• _INPUT ROWS_:
──────

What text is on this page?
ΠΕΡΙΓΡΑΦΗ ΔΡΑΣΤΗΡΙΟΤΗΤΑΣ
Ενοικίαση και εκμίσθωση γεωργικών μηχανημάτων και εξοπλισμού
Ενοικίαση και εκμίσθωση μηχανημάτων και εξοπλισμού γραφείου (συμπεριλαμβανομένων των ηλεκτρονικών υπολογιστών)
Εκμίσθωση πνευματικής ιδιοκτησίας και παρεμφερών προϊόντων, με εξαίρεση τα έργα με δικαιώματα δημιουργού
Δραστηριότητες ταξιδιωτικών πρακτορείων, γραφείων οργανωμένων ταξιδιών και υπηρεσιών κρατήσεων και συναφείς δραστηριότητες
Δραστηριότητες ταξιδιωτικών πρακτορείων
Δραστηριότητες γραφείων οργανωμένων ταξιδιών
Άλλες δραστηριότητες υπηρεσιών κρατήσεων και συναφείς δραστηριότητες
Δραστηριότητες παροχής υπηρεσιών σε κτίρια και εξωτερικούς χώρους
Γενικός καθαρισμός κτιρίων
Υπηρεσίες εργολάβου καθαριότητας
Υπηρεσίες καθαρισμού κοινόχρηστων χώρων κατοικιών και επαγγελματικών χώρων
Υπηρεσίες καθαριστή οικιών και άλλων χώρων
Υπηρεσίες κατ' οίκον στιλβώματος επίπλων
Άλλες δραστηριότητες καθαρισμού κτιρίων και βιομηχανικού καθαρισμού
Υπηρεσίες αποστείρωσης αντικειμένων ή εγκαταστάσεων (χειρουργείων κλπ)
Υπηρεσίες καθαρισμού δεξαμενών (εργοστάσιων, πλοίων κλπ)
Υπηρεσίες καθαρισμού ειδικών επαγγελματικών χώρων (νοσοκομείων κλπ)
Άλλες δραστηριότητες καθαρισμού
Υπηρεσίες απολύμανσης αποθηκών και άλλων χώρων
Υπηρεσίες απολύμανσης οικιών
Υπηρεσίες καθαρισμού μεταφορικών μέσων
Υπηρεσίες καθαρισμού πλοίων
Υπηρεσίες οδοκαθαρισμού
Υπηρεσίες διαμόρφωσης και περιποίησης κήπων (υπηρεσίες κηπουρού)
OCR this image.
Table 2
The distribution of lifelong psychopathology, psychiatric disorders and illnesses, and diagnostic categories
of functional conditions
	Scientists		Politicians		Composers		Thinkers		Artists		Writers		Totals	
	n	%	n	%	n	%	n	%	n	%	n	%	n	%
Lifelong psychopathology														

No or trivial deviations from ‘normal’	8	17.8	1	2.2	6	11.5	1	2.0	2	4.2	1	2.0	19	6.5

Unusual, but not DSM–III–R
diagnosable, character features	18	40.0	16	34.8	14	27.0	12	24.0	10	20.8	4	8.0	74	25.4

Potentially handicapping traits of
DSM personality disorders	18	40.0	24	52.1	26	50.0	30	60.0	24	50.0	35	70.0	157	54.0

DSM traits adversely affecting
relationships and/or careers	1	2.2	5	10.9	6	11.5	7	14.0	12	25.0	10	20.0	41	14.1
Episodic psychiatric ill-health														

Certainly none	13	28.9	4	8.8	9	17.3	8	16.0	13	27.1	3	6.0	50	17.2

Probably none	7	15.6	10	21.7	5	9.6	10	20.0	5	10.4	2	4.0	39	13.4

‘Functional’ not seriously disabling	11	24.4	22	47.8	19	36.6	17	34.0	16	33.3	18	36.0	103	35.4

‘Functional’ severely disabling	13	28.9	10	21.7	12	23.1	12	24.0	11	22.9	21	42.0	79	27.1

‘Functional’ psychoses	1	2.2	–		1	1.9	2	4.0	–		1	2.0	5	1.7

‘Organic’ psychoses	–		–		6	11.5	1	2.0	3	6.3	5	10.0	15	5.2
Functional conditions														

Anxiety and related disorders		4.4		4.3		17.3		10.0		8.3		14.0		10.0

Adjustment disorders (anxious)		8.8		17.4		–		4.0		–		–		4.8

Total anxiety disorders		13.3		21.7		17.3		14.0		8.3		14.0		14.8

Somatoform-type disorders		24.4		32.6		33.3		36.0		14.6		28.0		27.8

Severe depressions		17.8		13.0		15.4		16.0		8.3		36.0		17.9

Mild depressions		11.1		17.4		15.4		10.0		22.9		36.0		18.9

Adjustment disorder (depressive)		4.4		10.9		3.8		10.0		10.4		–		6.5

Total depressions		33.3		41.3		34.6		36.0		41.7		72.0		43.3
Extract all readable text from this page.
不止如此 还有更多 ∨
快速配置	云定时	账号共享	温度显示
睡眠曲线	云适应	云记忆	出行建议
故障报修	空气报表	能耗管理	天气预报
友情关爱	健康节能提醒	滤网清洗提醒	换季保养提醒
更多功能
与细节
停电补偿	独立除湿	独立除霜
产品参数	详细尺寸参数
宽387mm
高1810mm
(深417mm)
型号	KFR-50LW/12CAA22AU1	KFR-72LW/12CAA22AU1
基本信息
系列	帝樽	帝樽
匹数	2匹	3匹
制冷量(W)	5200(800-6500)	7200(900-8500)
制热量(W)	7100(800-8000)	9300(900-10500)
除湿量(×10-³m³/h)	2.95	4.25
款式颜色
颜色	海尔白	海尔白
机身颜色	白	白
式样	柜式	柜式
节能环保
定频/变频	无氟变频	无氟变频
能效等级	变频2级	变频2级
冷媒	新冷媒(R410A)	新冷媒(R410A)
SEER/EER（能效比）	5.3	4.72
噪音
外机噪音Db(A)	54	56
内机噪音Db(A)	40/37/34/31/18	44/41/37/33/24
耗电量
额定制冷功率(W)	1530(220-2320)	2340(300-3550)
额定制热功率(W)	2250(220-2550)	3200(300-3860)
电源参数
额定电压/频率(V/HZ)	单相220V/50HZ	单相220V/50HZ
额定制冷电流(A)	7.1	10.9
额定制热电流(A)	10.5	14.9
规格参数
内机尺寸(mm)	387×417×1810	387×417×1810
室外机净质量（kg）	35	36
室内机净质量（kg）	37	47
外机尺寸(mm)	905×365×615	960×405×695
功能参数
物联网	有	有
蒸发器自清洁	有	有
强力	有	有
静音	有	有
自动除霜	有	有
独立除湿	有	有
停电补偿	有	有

──────

• _THE TASK_:
All lines holding the word "επαγγελματικών" should be picked out and copied.

• _COMPLETE RESPONSE_:
Υπηρεσίες καθαρισμού κοινόχρηστων χώρων κατοικιών και επαγγελματικών χώρων
Υπηρεσίες καθαρισμού ειδικών επαγγελματικών χώρων (νοσοκομείων κλπ)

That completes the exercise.